═════ Provided data ═════
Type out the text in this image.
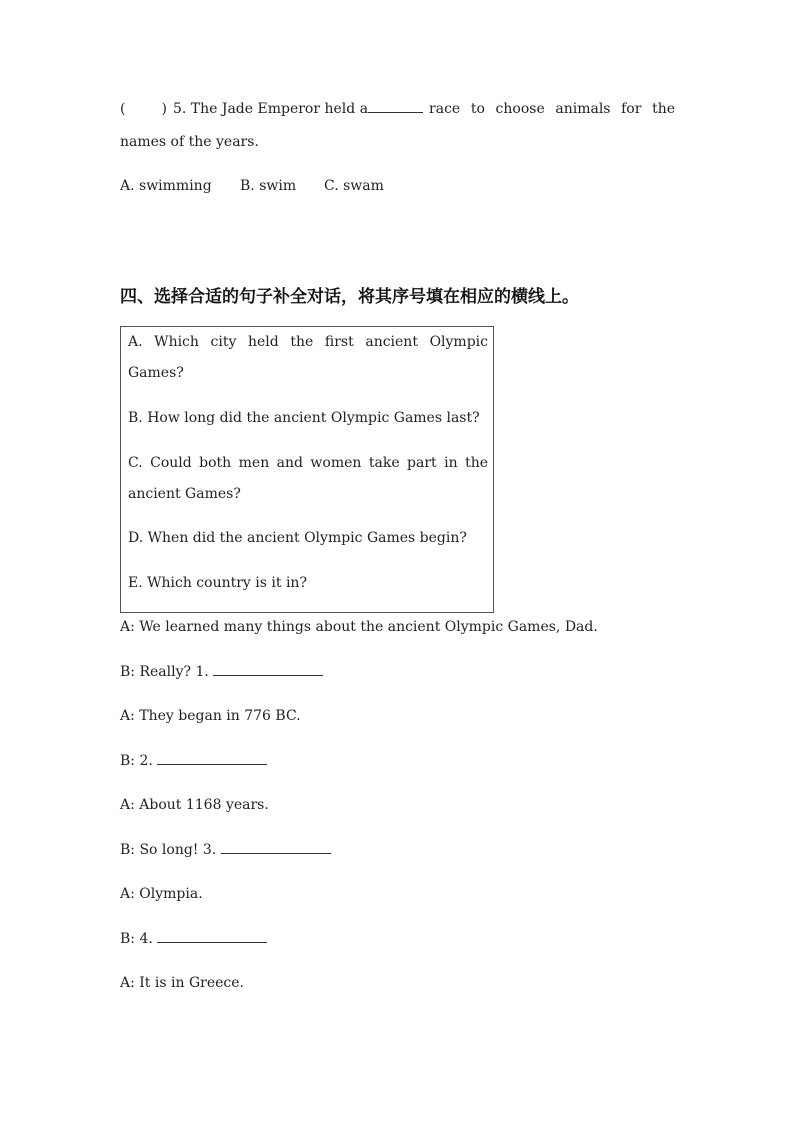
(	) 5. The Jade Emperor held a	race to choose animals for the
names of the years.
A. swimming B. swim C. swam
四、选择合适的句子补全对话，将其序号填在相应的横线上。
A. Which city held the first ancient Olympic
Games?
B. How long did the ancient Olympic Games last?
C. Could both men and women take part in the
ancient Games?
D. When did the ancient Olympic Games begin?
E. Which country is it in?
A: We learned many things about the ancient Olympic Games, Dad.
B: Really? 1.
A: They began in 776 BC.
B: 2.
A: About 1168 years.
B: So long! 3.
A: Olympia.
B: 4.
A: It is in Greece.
═════
What to work on ▸
Without the pictures, write out all of the material exactly.

Problem solution ▸
Type out the text in this image.
(	) 5. The Jade Emperor held a	race to choose animals for the
names of the years.
A. swimming B. swim C. swam
四、选择合适的句子补全对话，将其序号填在相应的横线上。
A. Which city held the first ancient Olympic
Games?
B. How long did the ancient Olympic Games last?
C. Could both men and women take part in the
ancient Games?
D. When did the ancient Olympic Games begin?
E. Which country is it in?
A: We learned many things about the ancient Olympic Games, Dad.
B: Really? 1.
A: They began in 776 BC.
B: 2.
A: About 1168 years.
B: So long! 3.
A: Olympia.
B: 4.
A: It is in Greece.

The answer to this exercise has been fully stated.